— BEGIN Records for processing —

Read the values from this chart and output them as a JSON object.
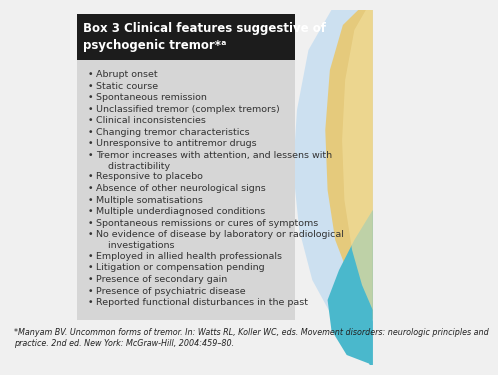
{
  "title_line1": "Box 3 Clinical features suggestive of",
  "title_line2": "psychogenic tremor*ᵃ",
  "title_bg": "#1c1c1c",
  "title_color": "#ffffff",
  "box_bg": "#d6d6d6",
  "page_bg": "#f0f0f0",
  "bullet_items": [
    "Abrupt onset",
    "Static course",
    "Spontaneous remission",
    "Unclassified tremor (complex tremors)",
    "Clinical inconsistencies",
    "Changing tremor characteristics",
    "Unresponsive to antitremor drugs",
    "Tremor increases with attention, and lessens with\n    distractibility",
    "Responsive to placebo",
    "Absence of other neurological signs",
    "Multiple somatisations",
    "Multiple underdiagnosed conditions",
    "Spontaneous remissions or cures of symptoms",
    "No evidence of disease by laboratory or radiological\n    investigations",
    "Employed in allied health professionals",
    "Litigation or compensation pending",
    "Presence of secondary gain",
    "Presence of psychiatric disease",
    "Reported functional disturbances in the past"
  ],
  "footnote": "*Manyam BV. Uncommon forms of tremor. In: Watts RL, Koller WC, eds. Movement disorders: neurologic principles and\npractice. 2nd ed. New York: McGraw-Hill, 2004:459–80.",
  "bullet_color": "#333333",
  "footnote_color": "#222222",
  "bullet_fontsize": 6.8,
  "title_fontsize": 8.5,
  "footnote_fontsize": 5.8,
  "teal_color": "#4ab8cc",
  "light_blue_color": "#c8dff0",
  "gold_color": "#e8c870",
  "light_gold_color": "#f0dc98"
}
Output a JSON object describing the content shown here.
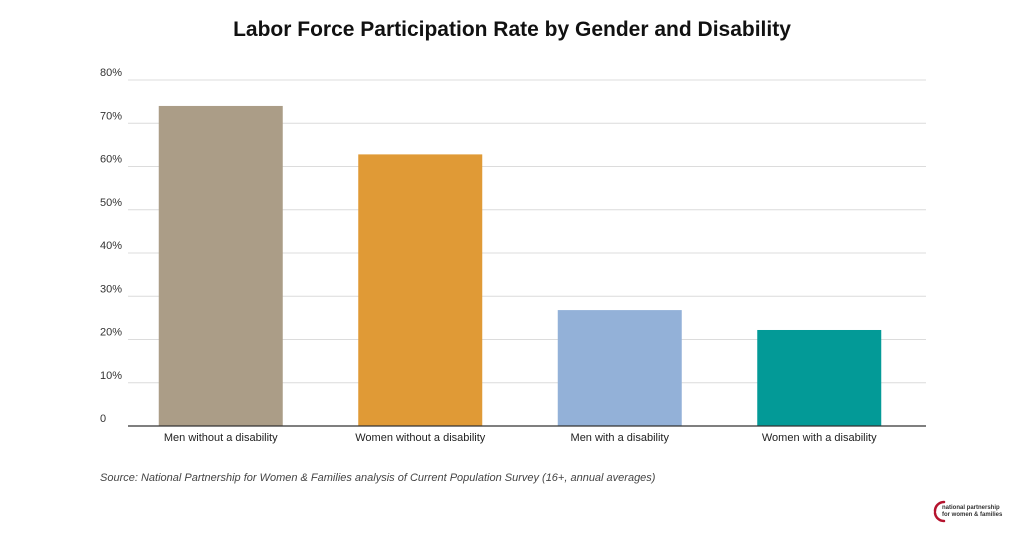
{
  "chart_data": {
    "type": "bar",
    "title": "Labor Force Participation Rate by Gender and Disability",
    "categories": [
      "Men without a disability",
      "Women without a disability",
      "Men with a disability",
      "Women with a disability"
    ],
    "values": [
      74,
      62.8,
      26.8,
      22.2
    ],
    "colors": [
      "#ab9d87",
      "#e09a36",
      "#93b1d8",
      "#039a97"
    ],
    "ylim": [
      0,
      80
    ],
    "yticks": [
      0,
      10,
      20,
      30,
      40,
      50,
      60,
      70,
      80
    ],
    "ytick_labels": [
      "0",
      "10%",
      "20%",
      "30%",
      "40%",
      "50%",
      "60%",
      "70%",
      "80%"
    ],
    "xlabel": "",
    "ylabel": "",
    "grid": true
  },
  "source": "Source: National Partnership for Women & Families analysis of Current Population Survey (16+, annual averages)",
  "logo": {
    "line1": "national partnership",
    "line2": "for women & families",
    "accent_color": "#b5132e"
  }
}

— END Records for processing —

### Work to be completed
Each line that has the word "object" should be copied.

### Response below
Read the values from this chart and output them as a JSON object.
Output a JSON object describing the content shown here.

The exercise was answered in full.